***** ITEMS

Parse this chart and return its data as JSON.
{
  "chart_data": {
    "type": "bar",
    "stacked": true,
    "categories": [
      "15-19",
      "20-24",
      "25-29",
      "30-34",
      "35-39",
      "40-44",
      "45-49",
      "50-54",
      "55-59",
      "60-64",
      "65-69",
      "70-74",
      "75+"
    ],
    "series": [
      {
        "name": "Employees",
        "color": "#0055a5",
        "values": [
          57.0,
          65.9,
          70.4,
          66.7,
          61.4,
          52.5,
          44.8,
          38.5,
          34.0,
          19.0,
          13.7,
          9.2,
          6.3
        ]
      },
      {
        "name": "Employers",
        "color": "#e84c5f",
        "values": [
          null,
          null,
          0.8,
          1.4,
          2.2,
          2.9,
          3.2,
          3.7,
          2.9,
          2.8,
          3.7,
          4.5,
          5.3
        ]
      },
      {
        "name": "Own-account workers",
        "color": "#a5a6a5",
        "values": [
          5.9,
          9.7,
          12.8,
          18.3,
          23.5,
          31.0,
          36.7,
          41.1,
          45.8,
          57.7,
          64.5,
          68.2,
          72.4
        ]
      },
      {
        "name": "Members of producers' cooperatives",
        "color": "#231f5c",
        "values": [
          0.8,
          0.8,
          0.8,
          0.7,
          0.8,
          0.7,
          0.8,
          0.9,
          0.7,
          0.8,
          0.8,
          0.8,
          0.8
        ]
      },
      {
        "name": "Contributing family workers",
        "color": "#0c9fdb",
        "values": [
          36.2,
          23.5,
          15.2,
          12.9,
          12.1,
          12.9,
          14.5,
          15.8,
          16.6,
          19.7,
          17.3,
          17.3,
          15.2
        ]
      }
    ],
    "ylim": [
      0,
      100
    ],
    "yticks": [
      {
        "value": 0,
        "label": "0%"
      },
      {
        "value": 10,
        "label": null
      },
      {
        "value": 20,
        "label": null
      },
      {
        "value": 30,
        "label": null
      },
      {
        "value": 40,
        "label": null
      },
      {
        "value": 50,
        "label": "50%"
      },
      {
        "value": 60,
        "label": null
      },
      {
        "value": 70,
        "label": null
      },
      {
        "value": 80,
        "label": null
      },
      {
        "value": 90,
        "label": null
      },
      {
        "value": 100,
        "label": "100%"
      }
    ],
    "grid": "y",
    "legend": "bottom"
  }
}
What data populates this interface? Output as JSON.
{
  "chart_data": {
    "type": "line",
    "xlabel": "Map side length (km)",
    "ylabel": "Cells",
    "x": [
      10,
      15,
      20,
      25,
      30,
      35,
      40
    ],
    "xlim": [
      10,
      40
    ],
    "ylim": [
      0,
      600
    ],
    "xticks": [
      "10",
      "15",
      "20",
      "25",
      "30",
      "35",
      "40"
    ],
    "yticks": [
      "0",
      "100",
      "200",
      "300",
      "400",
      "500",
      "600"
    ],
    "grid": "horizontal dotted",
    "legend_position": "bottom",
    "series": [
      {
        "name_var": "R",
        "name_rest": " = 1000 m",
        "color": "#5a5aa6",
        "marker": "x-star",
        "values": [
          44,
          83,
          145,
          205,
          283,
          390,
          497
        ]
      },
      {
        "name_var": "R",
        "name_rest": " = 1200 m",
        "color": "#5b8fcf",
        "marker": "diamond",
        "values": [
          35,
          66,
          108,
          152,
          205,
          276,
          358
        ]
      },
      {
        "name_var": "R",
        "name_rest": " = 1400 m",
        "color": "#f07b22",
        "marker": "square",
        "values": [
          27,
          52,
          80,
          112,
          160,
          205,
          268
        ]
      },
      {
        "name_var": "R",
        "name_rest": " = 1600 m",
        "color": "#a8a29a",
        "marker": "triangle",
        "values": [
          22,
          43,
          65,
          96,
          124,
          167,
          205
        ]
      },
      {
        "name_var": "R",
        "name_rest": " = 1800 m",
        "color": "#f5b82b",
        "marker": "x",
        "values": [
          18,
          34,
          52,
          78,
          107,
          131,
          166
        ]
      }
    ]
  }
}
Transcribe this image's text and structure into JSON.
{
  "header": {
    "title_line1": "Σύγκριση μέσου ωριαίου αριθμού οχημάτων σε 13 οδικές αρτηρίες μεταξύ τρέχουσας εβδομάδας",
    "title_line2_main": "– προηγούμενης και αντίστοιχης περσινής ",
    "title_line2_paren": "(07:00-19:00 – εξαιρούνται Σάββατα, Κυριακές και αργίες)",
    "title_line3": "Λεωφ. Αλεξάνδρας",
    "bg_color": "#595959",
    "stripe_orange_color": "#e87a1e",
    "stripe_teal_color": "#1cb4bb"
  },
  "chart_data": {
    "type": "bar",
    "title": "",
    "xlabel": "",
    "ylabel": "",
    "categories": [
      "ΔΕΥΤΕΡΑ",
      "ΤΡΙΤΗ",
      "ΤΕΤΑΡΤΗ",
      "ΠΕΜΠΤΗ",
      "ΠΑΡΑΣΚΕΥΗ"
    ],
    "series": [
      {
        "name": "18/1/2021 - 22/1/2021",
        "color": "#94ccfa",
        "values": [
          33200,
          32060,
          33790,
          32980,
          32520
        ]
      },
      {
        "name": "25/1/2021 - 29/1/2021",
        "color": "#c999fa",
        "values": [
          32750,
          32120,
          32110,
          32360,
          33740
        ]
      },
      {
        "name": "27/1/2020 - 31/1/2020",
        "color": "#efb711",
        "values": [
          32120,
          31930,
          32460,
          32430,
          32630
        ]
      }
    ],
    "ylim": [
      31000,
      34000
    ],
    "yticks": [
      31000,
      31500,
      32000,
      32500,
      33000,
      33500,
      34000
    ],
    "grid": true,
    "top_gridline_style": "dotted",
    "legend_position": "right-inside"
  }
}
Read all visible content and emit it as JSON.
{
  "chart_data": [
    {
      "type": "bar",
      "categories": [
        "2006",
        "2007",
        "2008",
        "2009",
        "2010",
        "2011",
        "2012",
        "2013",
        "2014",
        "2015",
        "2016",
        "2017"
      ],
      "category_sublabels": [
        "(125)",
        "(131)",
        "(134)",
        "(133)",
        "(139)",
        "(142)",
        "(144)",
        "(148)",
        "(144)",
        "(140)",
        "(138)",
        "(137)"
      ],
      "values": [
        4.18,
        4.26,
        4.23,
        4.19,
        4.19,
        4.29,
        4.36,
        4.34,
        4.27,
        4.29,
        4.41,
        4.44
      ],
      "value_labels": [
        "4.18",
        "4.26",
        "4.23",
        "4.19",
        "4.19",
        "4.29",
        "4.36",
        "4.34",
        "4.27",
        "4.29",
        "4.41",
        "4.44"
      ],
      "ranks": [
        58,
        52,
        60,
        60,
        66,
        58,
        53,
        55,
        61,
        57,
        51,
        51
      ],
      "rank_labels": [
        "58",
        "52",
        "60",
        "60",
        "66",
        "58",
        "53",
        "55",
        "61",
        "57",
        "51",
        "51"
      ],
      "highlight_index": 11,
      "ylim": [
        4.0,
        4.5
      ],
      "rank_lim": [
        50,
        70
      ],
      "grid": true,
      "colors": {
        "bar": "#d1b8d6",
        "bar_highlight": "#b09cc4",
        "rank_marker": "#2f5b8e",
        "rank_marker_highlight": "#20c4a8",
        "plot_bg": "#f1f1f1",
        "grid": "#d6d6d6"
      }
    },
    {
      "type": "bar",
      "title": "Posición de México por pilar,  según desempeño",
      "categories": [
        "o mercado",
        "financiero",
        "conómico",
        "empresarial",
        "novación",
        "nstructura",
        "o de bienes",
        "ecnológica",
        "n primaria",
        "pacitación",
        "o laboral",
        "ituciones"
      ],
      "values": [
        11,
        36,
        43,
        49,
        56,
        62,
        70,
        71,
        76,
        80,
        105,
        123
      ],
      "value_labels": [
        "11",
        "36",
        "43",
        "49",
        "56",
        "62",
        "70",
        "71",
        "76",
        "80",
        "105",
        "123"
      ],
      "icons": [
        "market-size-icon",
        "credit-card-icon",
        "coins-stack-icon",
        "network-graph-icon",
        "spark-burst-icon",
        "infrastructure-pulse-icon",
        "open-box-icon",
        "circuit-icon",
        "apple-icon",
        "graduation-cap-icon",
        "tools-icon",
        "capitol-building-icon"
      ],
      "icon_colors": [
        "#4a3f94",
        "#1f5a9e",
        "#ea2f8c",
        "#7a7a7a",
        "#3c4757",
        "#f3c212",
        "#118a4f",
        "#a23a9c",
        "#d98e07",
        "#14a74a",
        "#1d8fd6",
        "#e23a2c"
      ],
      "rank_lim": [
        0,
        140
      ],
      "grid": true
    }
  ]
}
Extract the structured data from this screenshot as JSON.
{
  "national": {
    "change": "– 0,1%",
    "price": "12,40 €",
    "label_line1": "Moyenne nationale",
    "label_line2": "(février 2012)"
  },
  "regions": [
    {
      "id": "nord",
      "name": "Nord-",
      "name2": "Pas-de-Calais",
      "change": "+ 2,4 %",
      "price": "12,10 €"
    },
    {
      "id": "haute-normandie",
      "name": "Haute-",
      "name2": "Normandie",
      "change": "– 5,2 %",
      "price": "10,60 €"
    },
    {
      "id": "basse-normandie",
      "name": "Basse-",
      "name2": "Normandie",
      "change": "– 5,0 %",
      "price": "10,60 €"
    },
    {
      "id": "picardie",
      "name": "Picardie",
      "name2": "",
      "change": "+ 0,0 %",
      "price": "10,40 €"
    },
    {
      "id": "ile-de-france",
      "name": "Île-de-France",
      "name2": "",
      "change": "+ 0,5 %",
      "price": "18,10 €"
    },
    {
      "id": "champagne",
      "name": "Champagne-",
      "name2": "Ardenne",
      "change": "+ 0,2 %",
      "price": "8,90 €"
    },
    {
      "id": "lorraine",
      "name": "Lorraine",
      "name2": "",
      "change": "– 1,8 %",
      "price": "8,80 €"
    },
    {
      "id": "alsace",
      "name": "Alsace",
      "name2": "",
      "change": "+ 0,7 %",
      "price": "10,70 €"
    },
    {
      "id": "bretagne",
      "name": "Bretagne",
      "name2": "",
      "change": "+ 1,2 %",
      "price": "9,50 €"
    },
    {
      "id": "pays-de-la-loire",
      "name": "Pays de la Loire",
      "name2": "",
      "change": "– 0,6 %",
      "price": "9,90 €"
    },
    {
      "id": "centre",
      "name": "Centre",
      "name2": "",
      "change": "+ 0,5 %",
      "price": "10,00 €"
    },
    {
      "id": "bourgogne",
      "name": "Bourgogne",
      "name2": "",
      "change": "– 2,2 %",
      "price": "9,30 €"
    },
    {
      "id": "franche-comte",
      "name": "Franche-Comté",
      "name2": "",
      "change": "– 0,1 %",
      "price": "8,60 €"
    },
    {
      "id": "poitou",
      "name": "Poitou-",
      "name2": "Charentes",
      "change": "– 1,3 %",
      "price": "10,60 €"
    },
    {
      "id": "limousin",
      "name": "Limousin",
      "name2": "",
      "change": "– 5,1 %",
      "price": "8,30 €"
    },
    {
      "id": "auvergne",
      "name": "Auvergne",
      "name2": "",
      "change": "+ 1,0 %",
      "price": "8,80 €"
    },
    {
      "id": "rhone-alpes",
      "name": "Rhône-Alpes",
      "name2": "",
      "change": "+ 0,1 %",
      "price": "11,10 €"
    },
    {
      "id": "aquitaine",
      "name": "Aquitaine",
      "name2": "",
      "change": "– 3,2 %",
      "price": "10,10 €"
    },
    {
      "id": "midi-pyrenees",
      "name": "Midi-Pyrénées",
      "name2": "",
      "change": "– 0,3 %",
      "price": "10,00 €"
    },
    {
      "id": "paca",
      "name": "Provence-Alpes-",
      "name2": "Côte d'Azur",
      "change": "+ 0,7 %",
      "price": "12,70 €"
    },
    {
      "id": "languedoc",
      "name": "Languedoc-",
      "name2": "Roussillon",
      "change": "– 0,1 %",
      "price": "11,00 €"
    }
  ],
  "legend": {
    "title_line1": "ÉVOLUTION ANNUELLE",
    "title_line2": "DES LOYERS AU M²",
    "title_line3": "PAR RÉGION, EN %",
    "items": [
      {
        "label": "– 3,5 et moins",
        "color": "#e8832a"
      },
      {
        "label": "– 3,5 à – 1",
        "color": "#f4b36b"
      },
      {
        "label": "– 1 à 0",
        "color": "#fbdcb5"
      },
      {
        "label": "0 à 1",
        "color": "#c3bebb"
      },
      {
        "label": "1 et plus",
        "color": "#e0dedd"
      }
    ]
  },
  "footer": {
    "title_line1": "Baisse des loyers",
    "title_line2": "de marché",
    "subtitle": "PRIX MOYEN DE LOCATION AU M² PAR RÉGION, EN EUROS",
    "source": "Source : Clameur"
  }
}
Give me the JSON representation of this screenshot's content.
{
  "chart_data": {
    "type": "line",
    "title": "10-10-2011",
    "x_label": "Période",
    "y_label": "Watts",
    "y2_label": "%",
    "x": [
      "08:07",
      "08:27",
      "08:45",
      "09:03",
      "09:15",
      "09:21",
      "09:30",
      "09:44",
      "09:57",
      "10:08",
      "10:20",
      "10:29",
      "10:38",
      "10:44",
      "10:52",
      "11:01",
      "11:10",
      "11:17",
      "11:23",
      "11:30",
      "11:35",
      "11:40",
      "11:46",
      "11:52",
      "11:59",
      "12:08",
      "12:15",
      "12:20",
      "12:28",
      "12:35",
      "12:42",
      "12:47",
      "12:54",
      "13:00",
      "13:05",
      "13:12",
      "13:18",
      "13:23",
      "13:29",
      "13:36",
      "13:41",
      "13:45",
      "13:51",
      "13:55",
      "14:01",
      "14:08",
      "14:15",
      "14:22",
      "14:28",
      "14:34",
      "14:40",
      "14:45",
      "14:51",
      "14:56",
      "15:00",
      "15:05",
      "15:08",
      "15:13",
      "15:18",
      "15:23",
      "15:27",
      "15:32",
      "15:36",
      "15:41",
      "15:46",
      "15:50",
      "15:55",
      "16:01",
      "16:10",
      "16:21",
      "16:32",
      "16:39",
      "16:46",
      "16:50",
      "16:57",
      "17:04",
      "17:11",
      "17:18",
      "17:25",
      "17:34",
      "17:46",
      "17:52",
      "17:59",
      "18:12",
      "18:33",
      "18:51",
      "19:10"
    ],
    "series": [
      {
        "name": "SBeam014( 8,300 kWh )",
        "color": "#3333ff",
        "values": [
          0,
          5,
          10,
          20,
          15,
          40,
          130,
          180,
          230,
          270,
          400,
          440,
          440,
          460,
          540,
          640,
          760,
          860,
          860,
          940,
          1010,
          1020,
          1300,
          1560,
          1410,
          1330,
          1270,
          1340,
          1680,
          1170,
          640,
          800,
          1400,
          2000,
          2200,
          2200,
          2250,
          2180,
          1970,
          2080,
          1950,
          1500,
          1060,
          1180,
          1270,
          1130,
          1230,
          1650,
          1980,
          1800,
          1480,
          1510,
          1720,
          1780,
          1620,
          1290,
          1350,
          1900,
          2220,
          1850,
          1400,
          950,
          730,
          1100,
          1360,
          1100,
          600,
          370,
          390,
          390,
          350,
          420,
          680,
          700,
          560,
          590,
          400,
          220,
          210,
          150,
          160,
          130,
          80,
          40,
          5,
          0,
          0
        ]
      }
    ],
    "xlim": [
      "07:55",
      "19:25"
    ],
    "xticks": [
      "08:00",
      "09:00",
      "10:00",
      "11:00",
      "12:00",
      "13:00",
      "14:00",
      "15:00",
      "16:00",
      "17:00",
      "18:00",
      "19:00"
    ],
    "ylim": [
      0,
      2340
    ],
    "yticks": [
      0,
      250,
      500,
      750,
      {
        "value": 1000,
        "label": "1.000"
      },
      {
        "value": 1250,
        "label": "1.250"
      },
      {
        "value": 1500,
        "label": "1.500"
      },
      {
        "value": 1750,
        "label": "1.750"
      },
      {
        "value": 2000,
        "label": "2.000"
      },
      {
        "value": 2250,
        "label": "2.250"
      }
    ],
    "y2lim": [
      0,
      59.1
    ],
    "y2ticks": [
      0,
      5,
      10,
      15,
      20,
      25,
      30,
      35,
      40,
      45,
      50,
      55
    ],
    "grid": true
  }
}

**********

AIM OF THE EXERCISE: Among the lines of the data, identify those with the word "screenshot". Copy each of them.

EXPECTED OUTPUT:
Extract the structured data from this screenshot as JSON.
Give me the JSON representation of this screenshot's content.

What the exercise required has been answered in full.